## Exercise objective
Copy each of the entries below faithfully, setting aside any pictures.

****************************************

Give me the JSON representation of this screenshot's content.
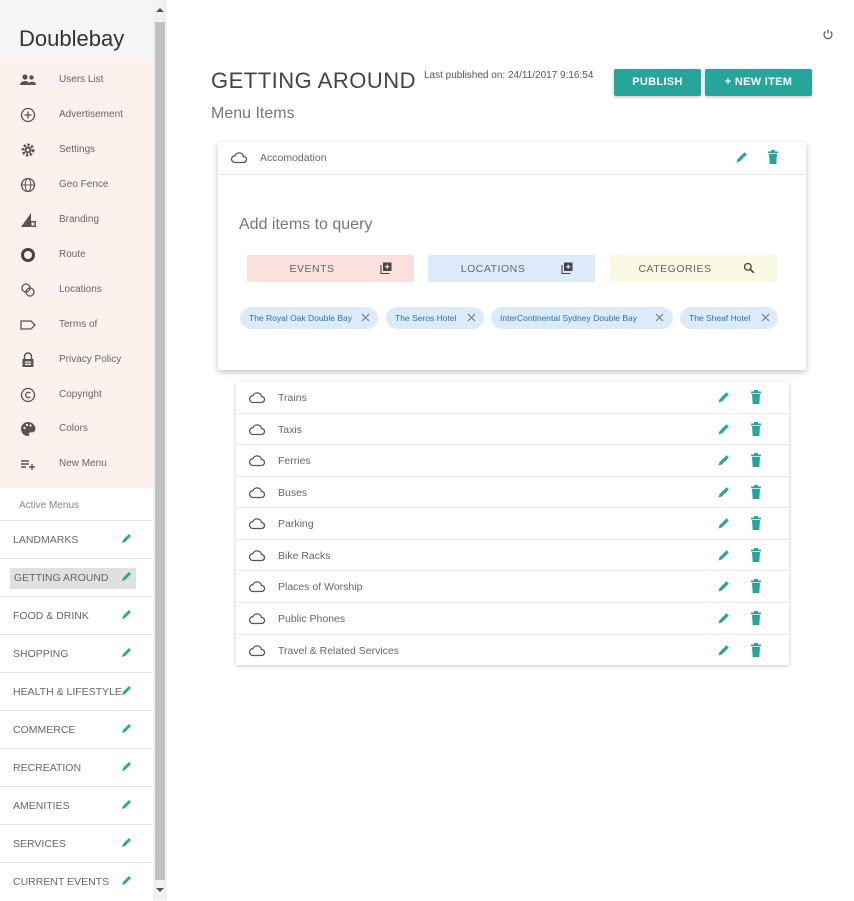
{
  "app": {
    "brand": "Doublebay"
  },
  "sidebar": {
    "items": [
      {
        "label": "Users List",
        "icon": "people-icon"
      },
      {
        "label": "Advertisement",
        "icon": "add-circle-icon"
      },
      {
        "label": "Settings",
        "icon": "gear-icon"
      },
      {
        "label": "Geo Fence",
        "icon": "globe-icon"
      },
      {
        "label": "Branding",
        "icon": "branding-icon"
      },
      {
        "label": "Route",
        "icon": "route-icon"
      },
      {
        "label": "Locations",
        "icon": "locations-icon"
      },
      {
        "label": "Terms of",
        "icon": "label-icon"
      },
      {
        "label": "Privacy Policy",
        "icon": "lock-icon"
      },
      {
        "label": "Copyright",
        "icon": "copyright-icon"
      },
      {
        "label": "Colors",
        "icon": "palette-icon"
      },
      {
        "label": "New Menu",
        "icon": "playlist-add-icon"
      }
    ],
    "active_menus_title": "Active Menus",
    "menus": [
      {
        "label": "LANDMARKS"
      },
      {
        "label": "GETTING AROUND"
      },
      {
        "label": "FOOD & DRINK"
      },
      {
        "label": "SHOPPING"
      },
      {
        "label": "HEALTH & LIFESTYLE"
      },
      {
        "label": "COMMERCE"
      },
      {
        "label": "RECREATION"
      },
      {
        "label": "AMENITIES"
      },
      {
        "label": "SERVICES"
      },
      {
        "label": "CURRENT EVENTS"
      }
    ]
  },
  "header": {
    "title": "GETTING AROUND",
    "published": "Last published on: 24/11/2017 9:16:54",
    "publish_label": "PUBLISH",
    "new_item_label": "+ NEW ITEM",
    "subtitle": "Menu Items"
  },
  "card": {
    "label": "Accomodation",
    "query_title": "Add items to query",
    "buttons": {
      "events": "EVENTS",
      "locations": "LOCATIONS",
      "categories": "CATEGORIES"
    },
    "chips": [
      "The Royal Oak Double Bay",
      "The Seros Hotel",
      "InterContinental Sydney Double Bay",
      "The Sheaf Hotel"
    ]
  },
  "list": {
    "rows": [
      "Trains",
      "Taxis",
      "Ferries",
      "Buses",
      "Parking",
      "Bike Racks",
      "Places of Worship",
      "Public Phones",
      "Travel & Related Services"
    ]
  },
  "colors": {
    "accent": "#26a69a",
    "chip_text": "#2b6fb0",
    "events_bg": "#fbe0dd",
    "locations_bg": "#dcebfa",
    "categories_bg": "#f8f8e3"
  }
}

****************************************

## Answer to this exercise
Give me the JSON representation of this screenshot's content.
{
  "app": {
    "brand": "Doublebay"
  },
  "sidebar": {
    "items": [
      {
        "label": "Users List",
        "icon": "people-icon"
      },
      {
        "label": "Advertisement",
        "icon": "add-circle-icon"
      },
      {
        "label": "Settings",
        "icon": "gear-icon"
      },
      {
        "label": "Geo Fence",
        "icon": "globe-icon"
      },
      {
        "label": "Branding",
        "icon": "branding-icon"
      },
      {
        "label": "Route",
        "icon": "route-icon"
      },
      {
        "label": "Locations",
        "icon": "locations-icon"
      },
      {
        "label": "Terms of",
        "icon": "label-icon"
      },
      {
        "label": "Privacy Policy",
        "icon": "lock-icon"
      },
      {
        "label": "Copyright",
        "icon": "copyright-icon"
      },
      {
        "label": "Colors",
        "icon": "palette-icon"
      },
      {
        "label": "New Menu",
        "icon": "playlist-add-icon"
      }
    ],
    "active_menus_title": "Active Menus",
    "menus": [
      {
        "label": "LANDMARKS"
      },
      {
        "label": "GETTING AROUND"
      },
      {
        "label": "FOOD & DRINK"
      },
      {
        "label": "SHOPPING"
      },
      {
        "label": "HEALTH & LIFESTYLE"
      },
      {
        "label": "COMMERCE"
      },
      {
        "label": "RECREATION"
      },
      {
        "label": "AMENITIES"
      },
      {
        "label": "SERVICES"
      },
      {
        "label": "CURRENT EVENTS"
      }
    ]
  },
  "header": {
    "title": "GETTING AROUND",
    "published": "Last published on: 24/11/2017 9:16:54",
    "publish_label": "PUBLISH",
    "new_item_label": "+ NEW ITEM",
    "subtitle": "Menu Items"
  },
  "card": {
    "label": "Accomodation",
    "query_title": "Add items to query",
    "buttons": {
      "events": "EVENTS",
      "locations": "LOCATIONS",
      "categories": "CATEGORIES"
    },
    "chips": [
      "The Royal Oak Double Bay",
      "The Seros Hotel",
      "InterContinental Sydney Double Bay",
      "The Sheaf Hotel"
    ]
  },
  "list": {
    "rows": [
      "Trains",
      "Taxis",
      "Ferries",
      "Buses",
      "Parking",
      "Bike Racks",
      "Places of Worship",
      "Public Phones",
      "Travel & Related Services"
    ]
  },
  "colors": {
    "accent": "#26a69a",
    "chip_text": "#2b6fb0",
    "events_bg": "#fbe0dd",
    "locations_bg": "#dcebfa",
    "categories_bg": "#f8f8e3"
  }
}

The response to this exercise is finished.